-- start WORKING DATA --

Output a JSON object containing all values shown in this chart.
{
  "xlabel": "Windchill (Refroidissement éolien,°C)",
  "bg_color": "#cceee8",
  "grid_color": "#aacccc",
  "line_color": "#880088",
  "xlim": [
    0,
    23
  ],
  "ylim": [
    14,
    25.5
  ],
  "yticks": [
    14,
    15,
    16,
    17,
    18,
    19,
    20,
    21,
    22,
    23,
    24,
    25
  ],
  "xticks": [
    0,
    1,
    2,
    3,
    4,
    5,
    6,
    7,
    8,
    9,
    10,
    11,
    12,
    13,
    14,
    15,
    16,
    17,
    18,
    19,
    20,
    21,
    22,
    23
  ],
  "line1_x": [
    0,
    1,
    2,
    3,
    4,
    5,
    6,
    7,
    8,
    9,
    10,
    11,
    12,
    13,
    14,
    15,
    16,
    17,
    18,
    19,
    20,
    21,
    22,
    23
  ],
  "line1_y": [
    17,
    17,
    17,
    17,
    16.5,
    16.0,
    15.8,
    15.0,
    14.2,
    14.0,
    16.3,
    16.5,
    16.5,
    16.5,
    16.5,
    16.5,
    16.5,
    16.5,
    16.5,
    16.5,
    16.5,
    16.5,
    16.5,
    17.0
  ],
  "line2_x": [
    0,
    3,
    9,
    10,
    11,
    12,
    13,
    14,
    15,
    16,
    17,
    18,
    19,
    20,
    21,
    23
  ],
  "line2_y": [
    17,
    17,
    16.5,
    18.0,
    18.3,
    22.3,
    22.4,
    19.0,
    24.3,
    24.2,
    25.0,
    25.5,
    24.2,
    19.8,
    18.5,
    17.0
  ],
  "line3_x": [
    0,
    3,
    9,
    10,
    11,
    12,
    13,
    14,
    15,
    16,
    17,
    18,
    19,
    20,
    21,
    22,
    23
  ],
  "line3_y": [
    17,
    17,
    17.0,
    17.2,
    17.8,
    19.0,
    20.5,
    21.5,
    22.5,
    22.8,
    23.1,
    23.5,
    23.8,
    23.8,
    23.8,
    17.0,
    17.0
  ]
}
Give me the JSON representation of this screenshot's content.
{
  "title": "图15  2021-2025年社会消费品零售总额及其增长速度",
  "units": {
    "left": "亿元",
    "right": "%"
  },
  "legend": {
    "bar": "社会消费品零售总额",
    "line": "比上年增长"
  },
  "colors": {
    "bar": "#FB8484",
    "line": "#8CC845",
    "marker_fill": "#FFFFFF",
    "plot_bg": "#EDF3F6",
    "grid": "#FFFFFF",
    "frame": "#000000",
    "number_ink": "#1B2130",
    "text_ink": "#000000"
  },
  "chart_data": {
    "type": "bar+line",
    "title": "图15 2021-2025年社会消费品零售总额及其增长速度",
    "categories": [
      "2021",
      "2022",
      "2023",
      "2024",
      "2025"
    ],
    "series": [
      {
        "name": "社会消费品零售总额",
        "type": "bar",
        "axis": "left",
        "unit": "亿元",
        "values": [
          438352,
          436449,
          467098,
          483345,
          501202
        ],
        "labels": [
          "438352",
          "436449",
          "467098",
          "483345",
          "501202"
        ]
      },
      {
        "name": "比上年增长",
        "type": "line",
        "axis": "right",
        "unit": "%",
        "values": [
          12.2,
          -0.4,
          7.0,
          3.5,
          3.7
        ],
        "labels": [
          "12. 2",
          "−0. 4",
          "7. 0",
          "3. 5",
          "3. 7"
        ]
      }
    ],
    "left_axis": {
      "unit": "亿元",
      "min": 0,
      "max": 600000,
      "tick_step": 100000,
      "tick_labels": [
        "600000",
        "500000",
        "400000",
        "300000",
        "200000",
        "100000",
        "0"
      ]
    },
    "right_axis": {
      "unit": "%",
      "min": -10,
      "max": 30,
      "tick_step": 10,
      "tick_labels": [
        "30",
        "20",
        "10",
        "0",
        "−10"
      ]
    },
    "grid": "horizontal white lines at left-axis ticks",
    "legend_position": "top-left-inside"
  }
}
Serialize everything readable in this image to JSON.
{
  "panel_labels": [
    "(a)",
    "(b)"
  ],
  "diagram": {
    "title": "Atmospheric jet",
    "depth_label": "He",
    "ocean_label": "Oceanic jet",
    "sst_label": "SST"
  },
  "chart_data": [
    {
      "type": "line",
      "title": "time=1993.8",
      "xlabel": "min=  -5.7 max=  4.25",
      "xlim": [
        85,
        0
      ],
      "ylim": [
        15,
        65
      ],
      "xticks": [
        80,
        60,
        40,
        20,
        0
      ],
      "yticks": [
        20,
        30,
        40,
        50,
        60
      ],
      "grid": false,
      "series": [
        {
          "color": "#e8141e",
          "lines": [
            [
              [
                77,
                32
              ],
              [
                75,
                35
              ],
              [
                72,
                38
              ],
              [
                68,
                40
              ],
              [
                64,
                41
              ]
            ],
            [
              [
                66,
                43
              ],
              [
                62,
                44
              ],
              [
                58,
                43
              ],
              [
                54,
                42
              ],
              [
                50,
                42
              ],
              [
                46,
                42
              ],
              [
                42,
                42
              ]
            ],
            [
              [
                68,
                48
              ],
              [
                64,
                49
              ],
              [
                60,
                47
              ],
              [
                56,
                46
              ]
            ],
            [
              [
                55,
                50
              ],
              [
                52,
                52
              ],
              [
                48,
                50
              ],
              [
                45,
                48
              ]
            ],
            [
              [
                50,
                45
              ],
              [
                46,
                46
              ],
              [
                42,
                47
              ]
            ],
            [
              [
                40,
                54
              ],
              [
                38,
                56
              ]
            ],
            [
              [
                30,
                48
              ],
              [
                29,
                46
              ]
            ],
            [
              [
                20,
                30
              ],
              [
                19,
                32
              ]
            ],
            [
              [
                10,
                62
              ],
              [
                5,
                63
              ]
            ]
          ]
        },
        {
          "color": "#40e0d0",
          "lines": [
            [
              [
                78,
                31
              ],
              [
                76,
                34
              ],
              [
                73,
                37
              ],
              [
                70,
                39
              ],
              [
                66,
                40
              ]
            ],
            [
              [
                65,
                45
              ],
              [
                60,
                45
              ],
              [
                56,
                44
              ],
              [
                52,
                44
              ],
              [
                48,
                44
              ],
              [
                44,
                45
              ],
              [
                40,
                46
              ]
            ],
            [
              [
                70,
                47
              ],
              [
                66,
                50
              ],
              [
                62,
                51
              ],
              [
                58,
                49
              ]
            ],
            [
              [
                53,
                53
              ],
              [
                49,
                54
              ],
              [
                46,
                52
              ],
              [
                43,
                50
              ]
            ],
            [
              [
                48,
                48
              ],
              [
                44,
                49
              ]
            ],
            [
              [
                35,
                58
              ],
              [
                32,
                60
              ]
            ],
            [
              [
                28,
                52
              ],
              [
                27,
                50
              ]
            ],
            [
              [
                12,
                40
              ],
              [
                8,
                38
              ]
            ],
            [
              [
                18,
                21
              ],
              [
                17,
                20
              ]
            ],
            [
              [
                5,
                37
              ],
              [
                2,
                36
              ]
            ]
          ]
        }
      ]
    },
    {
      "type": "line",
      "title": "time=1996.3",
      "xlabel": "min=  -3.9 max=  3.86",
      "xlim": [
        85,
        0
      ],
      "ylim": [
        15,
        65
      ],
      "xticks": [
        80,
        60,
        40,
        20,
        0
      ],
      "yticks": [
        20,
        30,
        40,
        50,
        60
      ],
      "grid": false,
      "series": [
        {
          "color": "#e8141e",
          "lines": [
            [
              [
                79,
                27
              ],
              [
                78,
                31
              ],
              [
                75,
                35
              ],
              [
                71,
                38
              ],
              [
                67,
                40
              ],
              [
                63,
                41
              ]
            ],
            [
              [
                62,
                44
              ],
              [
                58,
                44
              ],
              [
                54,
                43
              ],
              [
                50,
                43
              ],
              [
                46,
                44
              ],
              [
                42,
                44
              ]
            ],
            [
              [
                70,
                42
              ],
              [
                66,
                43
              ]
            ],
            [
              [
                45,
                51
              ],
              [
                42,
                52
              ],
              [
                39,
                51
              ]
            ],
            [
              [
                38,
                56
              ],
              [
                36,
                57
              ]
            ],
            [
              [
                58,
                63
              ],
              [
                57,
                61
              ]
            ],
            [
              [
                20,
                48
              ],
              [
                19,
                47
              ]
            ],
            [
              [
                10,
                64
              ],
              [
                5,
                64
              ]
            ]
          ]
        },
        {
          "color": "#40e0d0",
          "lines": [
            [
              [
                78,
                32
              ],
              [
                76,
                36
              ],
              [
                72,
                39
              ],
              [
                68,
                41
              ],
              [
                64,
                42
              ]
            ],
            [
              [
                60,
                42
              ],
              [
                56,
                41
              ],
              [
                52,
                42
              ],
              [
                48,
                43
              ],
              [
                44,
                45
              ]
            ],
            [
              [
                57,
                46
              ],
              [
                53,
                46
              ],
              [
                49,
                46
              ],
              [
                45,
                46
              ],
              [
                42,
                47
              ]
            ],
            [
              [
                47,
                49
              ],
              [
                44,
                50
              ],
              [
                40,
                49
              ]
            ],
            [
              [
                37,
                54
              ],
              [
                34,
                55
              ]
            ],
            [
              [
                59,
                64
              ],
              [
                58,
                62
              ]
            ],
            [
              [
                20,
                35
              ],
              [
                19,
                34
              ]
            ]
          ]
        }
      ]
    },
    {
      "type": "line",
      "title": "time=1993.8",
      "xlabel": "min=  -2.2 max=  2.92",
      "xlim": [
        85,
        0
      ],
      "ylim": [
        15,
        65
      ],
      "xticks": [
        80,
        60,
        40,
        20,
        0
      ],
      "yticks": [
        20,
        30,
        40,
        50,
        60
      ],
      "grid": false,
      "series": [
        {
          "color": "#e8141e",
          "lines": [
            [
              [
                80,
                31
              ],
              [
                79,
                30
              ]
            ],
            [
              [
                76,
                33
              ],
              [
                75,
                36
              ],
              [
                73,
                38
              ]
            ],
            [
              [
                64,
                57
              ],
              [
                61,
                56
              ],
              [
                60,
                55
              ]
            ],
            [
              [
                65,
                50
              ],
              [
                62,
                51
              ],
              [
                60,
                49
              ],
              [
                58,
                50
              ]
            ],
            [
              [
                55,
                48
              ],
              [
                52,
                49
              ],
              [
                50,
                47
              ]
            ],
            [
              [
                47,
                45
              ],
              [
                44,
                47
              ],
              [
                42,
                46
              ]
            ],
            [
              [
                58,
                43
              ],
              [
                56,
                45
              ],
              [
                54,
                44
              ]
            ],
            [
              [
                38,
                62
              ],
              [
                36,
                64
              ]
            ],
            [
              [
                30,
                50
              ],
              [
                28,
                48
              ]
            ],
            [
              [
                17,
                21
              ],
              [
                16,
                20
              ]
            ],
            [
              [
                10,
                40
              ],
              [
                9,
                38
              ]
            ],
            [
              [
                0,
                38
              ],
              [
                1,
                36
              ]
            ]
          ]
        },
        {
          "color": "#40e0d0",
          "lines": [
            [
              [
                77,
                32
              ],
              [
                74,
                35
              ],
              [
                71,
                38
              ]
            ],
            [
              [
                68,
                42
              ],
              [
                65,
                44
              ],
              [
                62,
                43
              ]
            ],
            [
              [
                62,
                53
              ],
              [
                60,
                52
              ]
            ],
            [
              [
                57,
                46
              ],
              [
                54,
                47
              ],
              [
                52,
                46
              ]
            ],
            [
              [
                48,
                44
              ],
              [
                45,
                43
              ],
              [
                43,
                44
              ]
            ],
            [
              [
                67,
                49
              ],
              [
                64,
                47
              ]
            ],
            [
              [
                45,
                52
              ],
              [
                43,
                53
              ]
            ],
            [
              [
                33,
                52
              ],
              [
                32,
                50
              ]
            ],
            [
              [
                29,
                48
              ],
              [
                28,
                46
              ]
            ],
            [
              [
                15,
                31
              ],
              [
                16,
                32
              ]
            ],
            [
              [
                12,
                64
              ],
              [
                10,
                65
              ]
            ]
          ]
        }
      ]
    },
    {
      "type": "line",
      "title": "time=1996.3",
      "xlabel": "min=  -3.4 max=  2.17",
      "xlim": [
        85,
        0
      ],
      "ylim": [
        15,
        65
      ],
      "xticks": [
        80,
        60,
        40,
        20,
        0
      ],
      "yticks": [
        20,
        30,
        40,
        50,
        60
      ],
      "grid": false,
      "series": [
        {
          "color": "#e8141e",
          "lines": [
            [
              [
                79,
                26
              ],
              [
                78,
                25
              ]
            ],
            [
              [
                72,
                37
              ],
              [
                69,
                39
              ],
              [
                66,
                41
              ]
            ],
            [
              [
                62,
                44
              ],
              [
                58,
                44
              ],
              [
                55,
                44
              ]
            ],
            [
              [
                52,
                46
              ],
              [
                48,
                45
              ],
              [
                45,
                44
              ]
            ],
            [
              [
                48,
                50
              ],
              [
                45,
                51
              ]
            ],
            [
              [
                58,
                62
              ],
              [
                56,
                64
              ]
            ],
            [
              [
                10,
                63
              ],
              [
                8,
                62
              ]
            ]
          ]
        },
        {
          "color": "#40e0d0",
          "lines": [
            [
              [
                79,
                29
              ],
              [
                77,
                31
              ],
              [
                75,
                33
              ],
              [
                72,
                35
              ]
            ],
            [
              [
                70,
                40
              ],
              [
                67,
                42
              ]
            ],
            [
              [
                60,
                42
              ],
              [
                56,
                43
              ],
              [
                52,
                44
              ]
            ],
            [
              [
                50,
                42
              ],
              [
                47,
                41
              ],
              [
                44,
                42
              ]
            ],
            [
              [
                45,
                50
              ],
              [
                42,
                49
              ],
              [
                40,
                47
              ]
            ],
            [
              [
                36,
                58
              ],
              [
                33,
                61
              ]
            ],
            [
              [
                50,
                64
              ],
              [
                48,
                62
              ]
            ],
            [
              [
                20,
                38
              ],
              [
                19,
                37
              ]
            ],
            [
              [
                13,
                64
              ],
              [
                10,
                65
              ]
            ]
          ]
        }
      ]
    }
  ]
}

-- end WORKING DATA --

YOUR GOAL:
In the listing, how many lines hold "JSON"? Answer with a bare number.

FINISHED EXERCISE:
3